■ Task objective:
Answer these questions from the forum thread on suspended sentences below:
1. In the English example of a three-year jail sentence, how many years were suspended?
2. Which French word does WME use for the part of a sentence that is actually served?
3. What French sentence containing "partie ferme" did WME have to translate?

■ Excerpted passage:
------------------------

Yes they can: it is just that we do not generally say "unsuspended". "He was sentenced to three years jail, of which two were suspended".


----------



## WME

so you just see it from the way round
We can say il a ete condamne a deux mois fermes, period, without mentionning the suspended part but you can't


----------



## clairet

So, if I understand WME correctly, the (a?) French version of Martyn94's example of the English "sentenced to three years jail, of which two were suspended" would be "il a été condamné à un an de prison ferme."  Presumably a French writer could choose to mention the 2 years suspended if she chose (as suffert said in #3).


----------



## WME

yes
you can say
il a été condamné à un an de prison ferme
il a été condamné à trois ans de prison dont un un an ferme et deux avec sursis
il a été condamné à trois ans de prison dont deux avec sursis (as in English)
il a été condamné à trois ans de prison dont un ferme

the part I had to translate specifically referred to the "partie ferme"
"La partie ferme de la condamnation ne sera sans doute pas exécutée"
Now you can understand my difficulties...


----------



## Keith Bradford

WME said:


> ..."La partie ferme de la condamnation ne sera sans doute pas exécutée"...

------------------------

■ Dataset excerpts:
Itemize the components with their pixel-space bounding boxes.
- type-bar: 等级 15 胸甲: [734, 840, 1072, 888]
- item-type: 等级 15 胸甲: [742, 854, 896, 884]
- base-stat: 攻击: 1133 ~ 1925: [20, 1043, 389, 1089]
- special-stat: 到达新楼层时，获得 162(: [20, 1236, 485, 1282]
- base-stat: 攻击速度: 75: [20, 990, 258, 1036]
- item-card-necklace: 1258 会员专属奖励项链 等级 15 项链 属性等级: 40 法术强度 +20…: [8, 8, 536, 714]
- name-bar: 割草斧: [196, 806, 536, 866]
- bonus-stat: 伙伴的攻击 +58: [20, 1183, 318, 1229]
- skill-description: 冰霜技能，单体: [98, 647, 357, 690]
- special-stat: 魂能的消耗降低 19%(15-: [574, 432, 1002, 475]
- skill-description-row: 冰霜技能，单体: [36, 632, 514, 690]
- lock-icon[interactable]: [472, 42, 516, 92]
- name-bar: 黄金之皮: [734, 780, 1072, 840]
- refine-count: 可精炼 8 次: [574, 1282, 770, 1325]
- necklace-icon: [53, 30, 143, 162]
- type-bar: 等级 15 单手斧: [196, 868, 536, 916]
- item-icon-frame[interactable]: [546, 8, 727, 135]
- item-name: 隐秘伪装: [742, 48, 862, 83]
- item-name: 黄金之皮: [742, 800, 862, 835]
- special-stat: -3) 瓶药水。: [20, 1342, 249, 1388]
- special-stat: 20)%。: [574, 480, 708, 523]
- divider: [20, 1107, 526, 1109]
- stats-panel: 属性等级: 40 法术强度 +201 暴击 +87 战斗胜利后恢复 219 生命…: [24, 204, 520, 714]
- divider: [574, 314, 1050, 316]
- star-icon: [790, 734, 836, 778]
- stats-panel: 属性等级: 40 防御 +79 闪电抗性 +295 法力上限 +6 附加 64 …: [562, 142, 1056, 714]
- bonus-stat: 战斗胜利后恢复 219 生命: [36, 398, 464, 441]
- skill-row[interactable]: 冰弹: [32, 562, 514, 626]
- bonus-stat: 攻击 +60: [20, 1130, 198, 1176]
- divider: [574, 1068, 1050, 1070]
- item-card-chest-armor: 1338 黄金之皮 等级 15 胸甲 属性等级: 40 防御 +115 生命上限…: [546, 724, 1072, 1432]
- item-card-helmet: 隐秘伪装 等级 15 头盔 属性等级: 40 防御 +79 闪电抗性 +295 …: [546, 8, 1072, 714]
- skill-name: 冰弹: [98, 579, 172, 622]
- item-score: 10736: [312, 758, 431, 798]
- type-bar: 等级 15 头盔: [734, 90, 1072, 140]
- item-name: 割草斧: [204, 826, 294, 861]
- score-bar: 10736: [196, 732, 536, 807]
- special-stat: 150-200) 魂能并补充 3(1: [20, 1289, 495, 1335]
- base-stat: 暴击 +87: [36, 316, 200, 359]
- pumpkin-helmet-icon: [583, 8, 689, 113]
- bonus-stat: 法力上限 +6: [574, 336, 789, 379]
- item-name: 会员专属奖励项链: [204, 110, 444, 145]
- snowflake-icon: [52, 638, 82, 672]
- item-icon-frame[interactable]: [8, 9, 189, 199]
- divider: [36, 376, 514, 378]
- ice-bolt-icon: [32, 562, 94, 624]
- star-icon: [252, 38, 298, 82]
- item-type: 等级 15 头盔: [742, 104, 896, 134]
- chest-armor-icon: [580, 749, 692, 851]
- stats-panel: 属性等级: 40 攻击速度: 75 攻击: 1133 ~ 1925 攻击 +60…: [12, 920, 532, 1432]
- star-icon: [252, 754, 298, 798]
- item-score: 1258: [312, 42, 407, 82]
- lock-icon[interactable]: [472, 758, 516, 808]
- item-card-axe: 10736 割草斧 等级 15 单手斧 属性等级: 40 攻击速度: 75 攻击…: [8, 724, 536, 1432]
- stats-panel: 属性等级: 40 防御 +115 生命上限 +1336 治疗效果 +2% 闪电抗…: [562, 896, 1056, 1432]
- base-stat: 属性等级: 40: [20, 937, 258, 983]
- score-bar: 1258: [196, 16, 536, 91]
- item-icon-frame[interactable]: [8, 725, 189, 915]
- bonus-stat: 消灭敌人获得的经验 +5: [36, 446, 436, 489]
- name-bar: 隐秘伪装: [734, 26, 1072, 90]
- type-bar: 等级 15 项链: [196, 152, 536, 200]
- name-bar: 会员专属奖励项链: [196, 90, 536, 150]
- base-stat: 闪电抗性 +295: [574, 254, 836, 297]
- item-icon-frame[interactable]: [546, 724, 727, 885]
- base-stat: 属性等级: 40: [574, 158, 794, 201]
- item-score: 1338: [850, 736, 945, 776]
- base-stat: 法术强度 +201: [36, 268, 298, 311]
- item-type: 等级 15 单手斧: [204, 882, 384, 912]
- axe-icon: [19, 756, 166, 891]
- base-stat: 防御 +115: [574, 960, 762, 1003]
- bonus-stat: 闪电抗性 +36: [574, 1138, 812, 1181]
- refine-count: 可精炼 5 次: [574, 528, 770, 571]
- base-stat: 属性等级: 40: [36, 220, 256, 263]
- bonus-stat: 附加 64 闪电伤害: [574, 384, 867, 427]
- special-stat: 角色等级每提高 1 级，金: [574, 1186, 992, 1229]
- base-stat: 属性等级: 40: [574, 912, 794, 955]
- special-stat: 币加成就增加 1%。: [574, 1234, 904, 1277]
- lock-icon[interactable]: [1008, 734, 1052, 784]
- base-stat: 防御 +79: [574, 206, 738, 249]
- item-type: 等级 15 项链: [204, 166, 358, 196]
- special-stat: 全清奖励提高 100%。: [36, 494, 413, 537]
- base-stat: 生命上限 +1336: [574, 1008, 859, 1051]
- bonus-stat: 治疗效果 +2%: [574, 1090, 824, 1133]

------------------------

■ Correct result:
1. Two years.
2. "Ferme."
3. "La partie ferme de la condamnation ne sera sans doute pas exécutée."